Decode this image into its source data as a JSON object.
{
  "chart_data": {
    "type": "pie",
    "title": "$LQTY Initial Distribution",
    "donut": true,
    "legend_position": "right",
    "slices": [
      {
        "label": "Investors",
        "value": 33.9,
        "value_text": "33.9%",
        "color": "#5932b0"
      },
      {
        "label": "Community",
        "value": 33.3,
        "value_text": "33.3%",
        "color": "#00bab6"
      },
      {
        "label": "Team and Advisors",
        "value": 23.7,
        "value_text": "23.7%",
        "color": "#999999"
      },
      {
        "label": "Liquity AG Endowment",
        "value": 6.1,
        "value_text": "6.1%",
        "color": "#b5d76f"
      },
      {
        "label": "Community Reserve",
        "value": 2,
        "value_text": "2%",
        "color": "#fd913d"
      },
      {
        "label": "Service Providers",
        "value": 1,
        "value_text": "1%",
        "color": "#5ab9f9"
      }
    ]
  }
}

____________

• **Task objective**: Retype all of the data shown above, word for word.

• **Correct response**:
Decode this image into its source data as a JSON object.
{
  "chart_data": {
    "type": "pie",
    "title": "$LQTY Initial Distribution",
    "donut": true,
    "legend_position": "right",
    "slices": [
      {
        "label": "Investors",
        "value": 33.9,
        "value_text": "33.9%",
        "color": "#5932b0"
      },
      {
        "label": "Community",
        "value": 33.3,
        "value_text": "33.3%",
        "color": "#00bab6"
      },
      {
        "label": "Team and Advisors",
        "value": 23.7,
        "value_text": "23.7%",
        "color": "#999999"
      },
      {
        "label": "Liquity AG Endowment",
        "value": 6.1,
        "value_text": "6.1%",
        "color": "#b5d76f"
      },
      {
        "label": "Community Reserve",
        "value": 2,
        "value_text": "2%",
        "color": "#fd913d"
      },
      {
        "label": "Service Providers",
        "value": 1,
        "value_text": "1%",
        "color": "#5ab9f9"
      }
    ]
  }
}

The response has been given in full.